YOUR INSTRUCTIONS: Read the records below and copy each line that contains "framed".

=== RECORDS FOR THE EXERCISE ===

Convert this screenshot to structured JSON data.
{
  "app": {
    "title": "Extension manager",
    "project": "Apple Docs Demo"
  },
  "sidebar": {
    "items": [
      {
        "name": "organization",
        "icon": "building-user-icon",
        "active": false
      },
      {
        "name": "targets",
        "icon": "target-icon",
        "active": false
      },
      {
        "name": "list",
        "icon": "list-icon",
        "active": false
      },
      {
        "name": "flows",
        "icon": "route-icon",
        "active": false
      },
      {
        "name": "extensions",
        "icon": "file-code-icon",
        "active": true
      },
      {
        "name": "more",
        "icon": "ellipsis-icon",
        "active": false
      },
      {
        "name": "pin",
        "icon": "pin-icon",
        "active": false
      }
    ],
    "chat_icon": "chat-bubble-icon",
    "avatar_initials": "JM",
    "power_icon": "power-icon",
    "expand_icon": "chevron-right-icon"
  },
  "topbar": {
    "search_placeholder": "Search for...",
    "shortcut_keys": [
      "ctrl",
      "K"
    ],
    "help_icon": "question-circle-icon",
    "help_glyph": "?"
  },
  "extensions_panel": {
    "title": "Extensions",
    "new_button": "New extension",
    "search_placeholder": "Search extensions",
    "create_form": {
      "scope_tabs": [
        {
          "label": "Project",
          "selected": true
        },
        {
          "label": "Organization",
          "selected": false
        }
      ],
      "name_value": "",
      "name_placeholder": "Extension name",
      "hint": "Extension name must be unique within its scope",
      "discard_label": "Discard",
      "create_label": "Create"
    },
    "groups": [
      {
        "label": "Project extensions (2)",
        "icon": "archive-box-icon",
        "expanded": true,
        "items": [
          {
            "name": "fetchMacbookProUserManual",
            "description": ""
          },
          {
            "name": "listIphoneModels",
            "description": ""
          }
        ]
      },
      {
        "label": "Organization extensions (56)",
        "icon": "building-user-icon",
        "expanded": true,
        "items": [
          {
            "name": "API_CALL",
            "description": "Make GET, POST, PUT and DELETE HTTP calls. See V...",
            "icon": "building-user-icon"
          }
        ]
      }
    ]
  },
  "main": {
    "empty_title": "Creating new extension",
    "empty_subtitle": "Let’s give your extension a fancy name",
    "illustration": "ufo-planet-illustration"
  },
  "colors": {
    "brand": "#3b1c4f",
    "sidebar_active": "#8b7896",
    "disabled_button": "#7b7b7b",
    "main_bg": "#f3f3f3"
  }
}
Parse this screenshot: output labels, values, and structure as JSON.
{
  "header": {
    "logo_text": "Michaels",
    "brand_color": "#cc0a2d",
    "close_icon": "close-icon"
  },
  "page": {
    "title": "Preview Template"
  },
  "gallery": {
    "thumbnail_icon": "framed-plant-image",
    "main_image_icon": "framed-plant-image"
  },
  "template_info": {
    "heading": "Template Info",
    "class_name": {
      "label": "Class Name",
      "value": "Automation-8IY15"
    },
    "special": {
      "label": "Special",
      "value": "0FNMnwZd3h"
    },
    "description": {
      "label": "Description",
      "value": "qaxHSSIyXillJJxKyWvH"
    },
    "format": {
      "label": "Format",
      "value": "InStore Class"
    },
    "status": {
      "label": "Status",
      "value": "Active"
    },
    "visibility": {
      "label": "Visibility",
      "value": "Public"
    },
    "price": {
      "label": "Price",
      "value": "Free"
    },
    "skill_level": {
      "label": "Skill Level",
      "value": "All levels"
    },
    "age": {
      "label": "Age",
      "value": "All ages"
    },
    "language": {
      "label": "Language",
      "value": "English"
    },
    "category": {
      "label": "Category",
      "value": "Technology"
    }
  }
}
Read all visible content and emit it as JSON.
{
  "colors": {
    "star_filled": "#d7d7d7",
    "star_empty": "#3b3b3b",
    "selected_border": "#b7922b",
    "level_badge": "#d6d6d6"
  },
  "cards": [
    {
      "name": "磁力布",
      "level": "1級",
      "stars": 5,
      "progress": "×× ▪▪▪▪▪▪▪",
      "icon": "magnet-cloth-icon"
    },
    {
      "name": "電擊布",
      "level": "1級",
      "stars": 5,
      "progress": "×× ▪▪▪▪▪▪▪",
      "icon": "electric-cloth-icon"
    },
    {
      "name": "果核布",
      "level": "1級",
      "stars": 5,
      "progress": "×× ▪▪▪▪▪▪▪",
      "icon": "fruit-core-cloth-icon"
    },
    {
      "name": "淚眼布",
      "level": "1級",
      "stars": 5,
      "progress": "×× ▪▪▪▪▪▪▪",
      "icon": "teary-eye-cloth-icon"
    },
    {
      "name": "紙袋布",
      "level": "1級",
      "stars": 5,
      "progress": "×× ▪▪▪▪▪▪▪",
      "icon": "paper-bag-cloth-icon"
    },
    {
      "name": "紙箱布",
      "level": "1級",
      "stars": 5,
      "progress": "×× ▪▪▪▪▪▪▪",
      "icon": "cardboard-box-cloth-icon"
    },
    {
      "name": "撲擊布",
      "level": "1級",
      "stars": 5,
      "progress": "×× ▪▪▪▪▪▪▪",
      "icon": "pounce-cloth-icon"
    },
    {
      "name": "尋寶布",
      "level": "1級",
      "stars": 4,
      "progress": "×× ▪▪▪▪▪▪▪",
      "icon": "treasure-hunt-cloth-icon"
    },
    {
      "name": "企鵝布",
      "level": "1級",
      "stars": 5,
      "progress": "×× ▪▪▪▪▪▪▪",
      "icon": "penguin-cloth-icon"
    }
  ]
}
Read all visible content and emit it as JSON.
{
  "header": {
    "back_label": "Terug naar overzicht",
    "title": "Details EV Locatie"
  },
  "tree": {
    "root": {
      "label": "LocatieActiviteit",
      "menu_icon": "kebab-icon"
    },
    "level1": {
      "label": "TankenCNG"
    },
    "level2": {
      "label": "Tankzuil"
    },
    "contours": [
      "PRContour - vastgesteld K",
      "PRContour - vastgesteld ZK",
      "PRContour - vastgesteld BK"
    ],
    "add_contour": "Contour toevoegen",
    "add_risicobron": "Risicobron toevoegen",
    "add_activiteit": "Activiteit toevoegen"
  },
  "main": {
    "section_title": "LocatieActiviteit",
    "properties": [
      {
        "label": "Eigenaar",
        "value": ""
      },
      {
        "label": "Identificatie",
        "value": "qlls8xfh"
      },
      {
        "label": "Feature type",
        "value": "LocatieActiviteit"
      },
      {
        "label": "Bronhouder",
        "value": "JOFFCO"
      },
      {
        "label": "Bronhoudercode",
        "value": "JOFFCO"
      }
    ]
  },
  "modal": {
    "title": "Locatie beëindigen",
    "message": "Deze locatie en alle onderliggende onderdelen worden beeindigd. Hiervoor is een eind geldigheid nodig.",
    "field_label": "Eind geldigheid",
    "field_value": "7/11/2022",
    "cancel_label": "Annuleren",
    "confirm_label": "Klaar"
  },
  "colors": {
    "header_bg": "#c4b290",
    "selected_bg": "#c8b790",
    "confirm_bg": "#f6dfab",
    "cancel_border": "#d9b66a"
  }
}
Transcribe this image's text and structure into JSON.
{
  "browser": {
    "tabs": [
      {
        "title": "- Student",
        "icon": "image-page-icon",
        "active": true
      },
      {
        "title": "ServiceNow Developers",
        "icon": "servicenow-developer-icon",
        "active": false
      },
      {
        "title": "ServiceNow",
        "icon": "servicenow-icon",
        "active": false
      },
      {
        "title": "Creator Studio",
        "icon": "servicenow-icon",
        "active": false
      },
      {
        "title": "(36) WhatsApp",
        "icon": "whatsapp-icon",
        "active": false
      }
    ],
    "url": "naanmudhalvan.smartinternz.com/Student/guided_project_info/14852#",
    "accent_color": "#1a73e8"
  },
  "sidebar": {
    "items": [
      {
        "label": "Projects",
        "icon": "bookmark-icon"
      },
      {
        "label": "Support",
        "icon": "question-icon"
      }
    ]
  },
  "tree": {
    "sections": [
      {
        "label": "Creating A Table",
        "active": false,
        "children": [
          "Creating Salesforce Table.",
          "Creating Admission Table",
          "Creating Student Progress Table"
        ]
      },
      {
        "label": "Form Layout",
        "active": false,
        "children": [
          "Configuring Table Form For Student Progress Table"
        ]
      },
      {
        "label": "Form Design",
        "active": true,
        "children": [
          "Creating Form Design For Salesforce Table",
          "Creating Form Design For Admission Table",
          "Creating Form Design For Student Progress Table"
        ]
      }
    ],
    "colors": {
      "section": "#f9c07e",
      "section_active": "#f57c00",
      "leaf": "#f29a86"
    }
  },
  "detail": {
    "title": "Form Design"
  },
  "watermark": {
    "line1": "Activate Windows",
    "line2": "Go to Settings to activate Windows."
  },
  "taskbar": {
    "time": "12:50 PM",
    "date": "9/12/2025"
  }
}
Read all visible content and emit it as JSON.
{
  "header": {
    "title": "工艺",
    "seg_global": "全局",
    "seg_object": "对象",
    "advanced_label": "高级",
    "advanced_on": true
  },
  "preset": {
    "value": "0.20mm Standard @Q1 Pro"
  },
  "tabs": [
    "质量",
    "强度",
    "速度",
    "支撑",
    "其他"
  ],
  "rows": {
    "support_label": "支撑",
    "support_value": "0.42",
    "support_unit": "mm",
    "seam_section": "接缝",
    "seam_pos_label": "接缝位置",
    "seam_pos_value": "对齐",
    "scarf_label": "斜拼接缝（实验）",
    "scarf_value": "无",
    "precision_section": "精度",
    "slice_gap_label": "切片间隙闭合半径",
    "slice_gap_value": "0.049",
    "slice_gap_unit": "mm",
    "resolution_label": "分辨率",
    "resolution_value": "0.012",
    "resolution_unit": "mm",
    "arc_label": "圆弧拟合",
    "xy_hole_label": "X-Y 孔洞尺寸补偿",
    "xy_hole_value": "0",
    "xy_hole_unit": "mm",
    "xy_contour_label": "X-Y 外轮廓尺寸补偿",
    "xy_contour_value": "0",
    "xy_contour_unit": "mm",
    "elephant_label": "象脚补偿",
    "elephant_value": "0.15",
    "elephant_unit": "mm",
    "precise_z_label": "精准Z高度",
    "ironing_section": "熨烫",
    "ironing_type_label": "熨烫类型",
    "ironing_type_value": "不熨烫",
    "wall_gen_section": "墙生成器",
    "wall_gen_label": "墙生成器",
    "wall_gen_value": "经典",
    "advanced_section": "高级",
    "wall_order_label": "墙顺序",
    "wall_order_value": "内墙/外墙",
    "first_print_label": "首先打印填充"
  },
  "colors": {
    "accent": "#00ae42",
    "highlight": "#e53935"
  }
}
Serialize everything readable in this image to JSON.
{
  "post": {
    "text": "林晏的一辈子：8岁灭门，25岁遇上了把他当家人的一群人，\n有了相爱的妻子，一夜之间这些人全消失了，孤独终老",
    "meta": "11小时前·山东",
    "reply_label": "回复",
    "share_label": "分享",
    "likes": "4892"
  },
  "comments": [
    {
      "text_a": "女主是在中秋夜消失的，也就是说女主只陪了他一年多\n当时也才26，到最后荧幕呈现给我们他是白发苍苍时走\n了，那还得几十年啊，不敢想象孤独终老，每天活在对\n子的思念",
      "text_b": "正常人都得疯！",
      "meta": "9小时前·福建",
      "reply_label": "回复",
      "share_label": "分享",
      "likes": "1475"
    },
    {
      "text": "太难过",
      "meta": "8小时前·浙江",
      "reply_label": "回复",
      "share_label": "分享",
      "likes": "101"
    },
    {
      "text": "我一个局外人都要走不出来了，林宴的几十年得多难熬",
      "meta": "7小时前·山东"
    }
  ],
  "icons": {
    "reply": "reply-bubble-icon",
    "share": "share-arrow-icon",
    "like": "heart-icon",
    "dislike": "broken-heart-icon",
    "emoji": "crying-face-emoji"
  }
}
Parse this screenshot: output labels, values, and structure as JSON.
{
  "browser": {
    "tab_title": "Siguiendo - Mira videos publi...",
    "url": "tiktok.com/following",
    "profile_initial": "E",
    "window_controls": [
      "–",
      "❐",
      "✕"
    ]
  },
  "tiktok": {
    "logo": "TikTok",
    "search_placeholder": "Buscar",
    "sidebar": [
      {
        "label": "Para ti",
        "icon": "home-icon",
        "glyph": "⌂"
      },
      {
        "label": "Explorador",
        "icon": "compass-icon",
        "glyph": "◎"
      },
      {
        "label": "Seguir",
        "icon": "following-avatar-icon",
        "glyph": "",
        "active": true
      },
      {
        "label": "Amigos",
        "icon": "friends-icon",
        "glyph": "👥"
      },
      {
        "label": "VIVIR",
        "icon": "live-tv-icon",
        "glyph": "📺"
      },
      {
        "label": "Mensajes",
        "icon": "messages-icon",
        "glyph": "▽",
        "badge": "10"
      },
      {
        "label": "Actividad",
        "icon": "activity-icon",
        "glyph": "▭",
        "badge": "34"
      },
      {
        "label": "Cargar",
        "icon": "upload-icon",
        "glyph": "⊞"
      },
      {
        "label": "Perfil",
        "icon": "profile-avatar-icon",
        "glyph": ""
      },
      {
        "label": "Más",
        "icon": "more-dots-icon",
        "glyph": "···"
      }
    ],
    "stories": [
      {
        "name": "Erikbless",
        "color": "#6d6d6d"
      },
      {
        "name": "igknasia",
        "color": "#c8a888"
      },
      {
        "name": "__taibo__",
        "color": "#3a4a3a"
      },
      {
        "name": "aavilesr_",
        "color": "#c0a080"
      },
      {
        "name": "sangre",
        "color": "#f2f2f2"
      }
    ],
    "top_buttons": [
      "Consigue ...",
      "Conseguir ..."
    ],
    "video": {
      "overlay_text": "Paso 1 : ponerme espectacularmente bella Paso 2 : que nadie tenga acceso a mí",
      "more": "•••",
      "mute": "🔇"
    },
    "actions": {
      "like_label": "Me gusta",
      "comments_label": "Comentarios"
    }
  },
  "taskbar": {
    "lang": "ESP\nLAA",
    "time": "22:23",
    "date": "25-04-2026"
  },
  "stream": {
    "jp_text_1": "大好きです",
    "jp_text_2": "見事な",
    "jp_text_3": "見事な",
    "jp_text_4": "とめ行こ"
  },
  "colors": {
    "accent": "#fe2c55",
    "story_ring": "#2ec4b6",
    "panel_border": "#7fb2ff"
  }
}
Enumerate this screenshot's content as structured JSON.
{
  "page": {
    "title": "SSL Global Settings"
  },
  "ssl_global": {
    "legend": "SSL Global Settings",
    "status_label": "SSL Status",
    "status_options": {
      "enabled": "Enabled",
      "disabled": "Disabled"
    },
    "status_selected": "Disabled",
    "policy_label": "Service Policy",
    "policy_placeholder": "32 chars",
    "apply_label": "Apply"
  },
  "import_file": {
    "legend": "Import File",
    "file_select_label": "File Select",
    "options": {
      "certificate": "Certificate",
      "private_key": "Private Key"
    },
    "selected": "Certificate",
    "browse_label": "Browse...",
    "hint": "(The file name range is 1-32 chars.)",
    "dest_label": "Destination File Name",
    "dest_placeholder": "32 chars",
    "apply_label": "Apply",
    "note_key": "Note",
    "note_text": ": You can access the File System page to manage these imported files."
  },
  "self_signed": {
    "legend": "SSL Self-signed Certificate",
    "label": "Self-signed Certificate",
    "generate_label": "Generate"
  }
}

===

ANSWER FOR THIS EXERCISE:
    "thumbnail_icon": "framed-plant-image",
    "main_image_icon": "framed-plant-image"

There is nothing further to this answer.